Exercise prompt :: The data below should be restated word for word, with every picture omitted.

Available records ::
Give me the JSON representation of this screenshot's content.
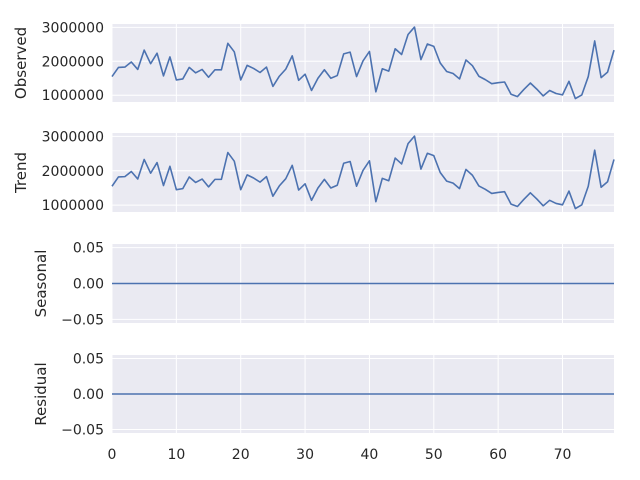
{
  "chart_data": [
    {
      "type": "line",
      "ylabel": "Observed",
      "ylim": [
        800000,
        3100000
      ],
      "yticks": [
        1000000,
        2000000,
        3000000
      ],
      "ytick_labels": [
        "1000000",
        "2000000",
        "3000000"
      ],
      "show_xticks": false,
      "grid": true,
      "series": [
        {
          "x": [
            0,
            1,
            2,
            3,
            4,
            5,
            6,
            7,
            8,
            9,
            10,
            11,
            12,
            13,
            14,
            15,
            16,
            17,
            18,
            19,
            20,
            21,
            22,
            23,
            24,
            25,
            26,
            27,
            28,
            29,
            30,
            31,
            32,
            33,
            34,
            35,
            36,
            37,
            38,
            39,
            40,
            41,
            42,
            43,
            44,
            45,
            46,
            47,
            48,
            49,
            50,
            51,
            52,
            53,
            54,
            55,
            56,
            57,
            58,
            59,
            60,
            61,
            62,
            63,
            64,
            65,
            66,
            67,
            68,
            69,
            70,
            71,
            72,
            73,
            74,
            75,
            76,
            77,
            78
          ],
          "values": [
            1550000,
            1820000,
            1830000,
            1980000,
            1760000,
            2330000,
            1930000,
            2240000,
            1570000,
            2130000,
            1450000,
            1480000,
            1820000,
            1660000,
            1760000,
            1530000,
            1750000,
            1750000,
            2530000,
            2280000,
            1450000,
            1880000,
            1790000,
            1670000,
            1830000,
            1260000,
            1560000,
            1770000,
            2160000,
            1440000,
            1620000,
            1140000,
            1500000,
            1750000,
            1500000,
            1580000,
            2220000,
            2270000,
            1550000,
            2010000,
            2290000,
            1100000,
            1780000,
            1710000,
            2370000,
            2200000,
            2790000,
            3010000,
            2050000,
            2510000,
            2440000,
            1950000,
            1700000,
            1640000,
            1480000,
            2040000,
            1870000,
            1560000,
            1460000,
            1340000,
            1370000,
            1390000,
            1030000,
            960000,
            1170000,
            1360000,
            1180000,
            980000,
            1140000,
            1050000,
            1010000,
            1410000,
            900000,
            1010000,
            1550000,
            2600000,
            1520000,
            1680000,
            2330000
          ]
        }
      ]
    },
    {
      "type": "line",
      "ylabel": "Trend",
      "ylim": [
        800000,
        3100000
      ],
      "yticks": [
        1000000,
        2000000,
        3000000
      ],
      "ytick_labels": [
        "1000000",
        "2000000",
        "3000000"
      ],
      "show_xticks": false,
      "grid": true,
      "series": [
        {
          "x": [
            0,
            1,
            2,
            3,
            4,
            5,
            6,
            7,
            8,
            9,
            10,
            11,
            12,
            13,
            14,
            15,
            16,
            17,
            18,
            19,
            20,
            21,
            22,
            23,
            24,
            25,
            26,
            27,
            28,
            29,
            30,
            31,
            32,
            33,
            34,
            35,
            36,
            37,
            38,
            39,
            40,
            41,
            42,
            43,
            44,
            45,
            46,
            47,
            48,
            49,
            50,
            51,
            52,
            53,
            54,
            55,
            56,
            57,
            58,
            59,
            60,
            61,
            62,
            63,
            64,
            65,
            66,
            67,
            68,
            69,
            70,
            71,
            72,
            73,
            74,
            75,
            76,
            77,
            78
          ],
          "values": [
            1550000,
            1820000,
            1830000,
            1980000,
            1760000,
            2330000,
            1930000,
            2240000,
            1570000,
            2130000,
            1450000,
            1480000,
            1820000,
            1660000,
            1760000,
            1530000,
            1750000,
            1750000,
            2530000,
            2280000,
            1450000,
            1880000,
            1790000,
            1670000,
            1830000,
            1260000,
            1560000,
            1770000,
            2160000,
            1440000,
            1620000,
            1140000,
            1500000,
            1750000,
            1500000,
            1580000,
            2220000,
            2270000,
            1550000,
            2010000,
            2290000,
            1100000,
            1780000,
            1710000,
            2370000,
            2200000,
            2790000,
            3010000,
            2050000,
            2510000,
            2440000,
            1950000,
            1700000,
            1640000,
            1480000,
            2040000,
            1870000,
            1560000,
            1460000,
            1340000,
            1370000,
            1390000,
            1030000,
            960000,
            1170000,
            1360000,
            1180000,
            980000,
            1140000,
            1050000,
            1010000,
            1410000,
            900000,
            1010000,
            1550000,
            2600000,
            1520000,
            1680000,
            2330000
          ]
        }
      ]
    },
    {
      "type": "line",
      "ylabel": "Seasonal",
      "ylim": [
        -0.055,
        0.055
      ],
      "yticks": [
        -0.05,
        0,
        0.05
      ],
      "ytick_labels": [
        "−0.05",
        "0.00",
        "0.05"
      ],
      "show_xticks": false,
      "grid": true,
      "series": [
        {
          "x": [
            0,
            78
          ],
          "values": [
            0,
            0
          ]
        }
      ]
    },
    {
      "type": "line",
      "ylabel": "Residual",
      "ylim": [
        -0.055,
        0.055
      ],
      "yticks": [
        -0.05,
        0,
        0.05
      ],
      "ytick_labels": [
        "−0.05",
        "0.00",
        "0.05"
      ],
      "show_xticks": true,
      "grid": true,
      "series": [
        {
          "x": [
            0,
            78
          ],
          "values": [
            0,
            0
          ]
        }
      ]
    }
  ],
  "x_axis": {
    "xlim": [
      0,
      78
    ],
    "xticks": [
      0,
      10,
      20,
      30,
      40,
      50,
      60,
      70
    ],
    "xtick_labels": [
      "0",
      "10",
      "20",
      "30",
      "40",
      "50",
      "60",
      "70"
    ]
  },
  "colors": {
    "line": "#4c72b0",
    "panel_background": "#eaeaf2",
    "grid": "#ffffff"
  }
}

Written answer ::
Give me the JSON representation of this screenshot's content.
{
  "chart_data": [
    {
      "type": "line",
      "ylabel": "Observed",
      "ylim": [
        800000,
        3100000
      ],
      "yticks": [
        1000000,
        2000000,
        3000000
      ],
      "ytick_labels": [
        "1000000",
        "2000000",
        "3000000"
      ],
      "show_xticks": false,
      "grid": true,
      "series": [
        {
          "x": [
            0,
            1,
            2,
            3,
            4,
            5,
            6,
            7,
            8,
            9,
            10,
            11,
            12,
            13,
            14,
            15,
            16,
            17,
            18,
            19,
            20,
            21,
            22,
            23,
            24,
            25,
            26,
            27,
            28,
            29,
            30,
            31,
            32,
            33,
            34,
            35,
            36,
            37,
            38,
            39,
            40,
            41,
            42,
            43,
            44,
            45,
            46,
            47,
            48,
            49,
            50,
            51,
            52,
            53,
            54,
            55,
            56,
            57,
            58,
            59,
            60,
            61,
            62,
            63,
            64,
            65,
            66,
            67,
            68,
            69,
            70,
            71,
            72,
            73,
            74,
            75,
            76,
            77,
            78
          ],
          "values": [
            1550000,
            1820000,
            1830000,
            1980000,
            1760000,
            2330000,
            1930000,
            2240000,
            1570000,
            2130000,
            1450000,
            1480000,
            1820000,
            1660000,
            1760000,
            1530000,
            1750000,
            1750000,
            2530000,
            2280000,
            1450000,
            1880000,
            1790000,
            1670000,
            1830000,
            1260000,
            1560000,
            1770000,
            2160000,
            1440000,
            1620000,
            1140000,
            1500000,
            1750000,
            1500000,
            1580000,
            2220000,
            2270000,
            1550000,
            2010000,
            2290000,
            1100000,
            1780000,
            1710000,
            2370000,
            2200000,
            2790000,
            3010000,
            2050000,
            2510000,
            2440000,
            1950000,
            1700000,
            1640000,
            1480000,
            2040000,
            1870000,
            1560000,
            1460000,
            1340000,
            1370000,
            1390000,
            1030000,
            960000,
            1170000,
            1360000,
            1180000,
            980000,
            1140000,
            1050000,
            1010000,
            1410000,
            900000,
            1010000,
            1550000,
            2600000,
            1520000,
            1680000,
            2330000
          ]
        }
      ]
    },
    {
      "type": "line",
      "ylabel": "Trend",
      "ylim": [
        800000,
        3100000
      ],
      "yticks": [
        1000000,
        2000000,
        3000000
      ],
      "ytick_labels": [
        "1000000",
        "2000000",
        "3000000"
      ],
      "show_xticks": false,
      "grid": true,
      "series": [
        {
          "x": [
            0,
            1,
            2,
            3,
            4,
            5,
            6,
            7,
            8,
            9,
            10,
            11,
            12,
            13,
            14,
            15,
            16,
            17,
            18,
            19,
            20,
            21,
            22,
            23,
            24,
            25,
            26,
            27,
            28,
            29,
            30,
            31,
            32,
            33,
            34,
            35,
            36,
            37,
            38,
            39,
            40,
            41,
            42,
            43,
            44,
            45,
            46,
            47,
            48,
            49,
            50,
            51,
            52,
            53,
            54,
            55,
            56,
            57,
            58,
            59,
            60,
            61,
            62,
            63,
            64,
            65,
            66,
            67,
            68,
            69,
            70,
            71,
            72,
            73,
            74,
            75,
            76,
            77,
            78
          ],
          "values": [
            1550000,
            1820000,
            1830000,
            1980000,
            1760000,
            2330000,
            1930000,
            2240000,
            1570000,
            2130000,
            1450000,
            1480000,
            1820000,
            1660000,
            1760000,
            1530000,
            1750000,
            1750000,
            2530000,
            2280000,
            1450000,
            1880000,
            1790000,
            1670000,
            1830000,
            1260000,
            1560000,
            1770000,
            2160000,
            1440000,
            1620000,
            1140000,
            1500000,
            1750000,
            1500000,
            1580000,
            2220000,
            2270000,
            1550000,
            2010000,
            2290000,
            1100000,
            1780000,
            1710000,
            2370000,
            2200000,
            2790000,
            3010000,
            2050000,
            2510000,
            2440000,
            1950000,
            1700000,
            1640000,
            1480000,
            2040000,
            1870000,
            1560000,
            1460000,
            1340000,
            1370000,
            1390000,
            1030000,
            960000,
            1170000,
            1360000,
            1180000,
            980000,
            1140000,
            1050000,
            1010000,
            1410000,
            900000,
            1010000,
            1550000,
            2600000,
            1520000,
            1680000,
            2330000
          ]
        }
      ]
    },
    {
      "type": "line",
      "ylabel": "Seasonal",
      "ylim": [
        -0.055,
        0.055
      ],
      "yticks": [
        -0.05,
        0,
        0.05
      ],
      "ytick_labels": [
        "−0.05",
        "0.00",
        "0.05"
      ],
      "show_xticks": false,
      "grid": true,
      "series": [
        {
          "x": [
            0,
            78
          ],
          "values": [
            0,
            0
          ]
        }
      ]
    },
    {
      "type": "line",
      "ylabel": "Residual",
      "ylim": [
        -0.055,
        0.055
      ],
      "yticks": [
        -0.05,
        0,
        0.05
      ],
      "ytick_labels": [
        "−0.05",
        "0.00",
        "0.05"
      ],
      "show_xticks": true,
      "grid": true,
      "series": [
        {
          "x": [
            0,
            78
          ],
          "values": [
            0,
            0
          ]
        }
      ]
    }
  ],
  "x_axis": {
    "xlim": [
      0,
      78
    ],
    "xticks": [
      0,
      10,
      20,
      30,
      40,
      50,
      60,
      70
    ],
    "xtick_labels": [
      "0",
      "10",
      "20",
      "30",
      "40",
      "50",
      "60",
      "70"
    ]
  },
  "colors": {
    "line": "#4c72b0",
    "panel_background": "#eaeaf2",
    "grid": "#ffffff"
  }
}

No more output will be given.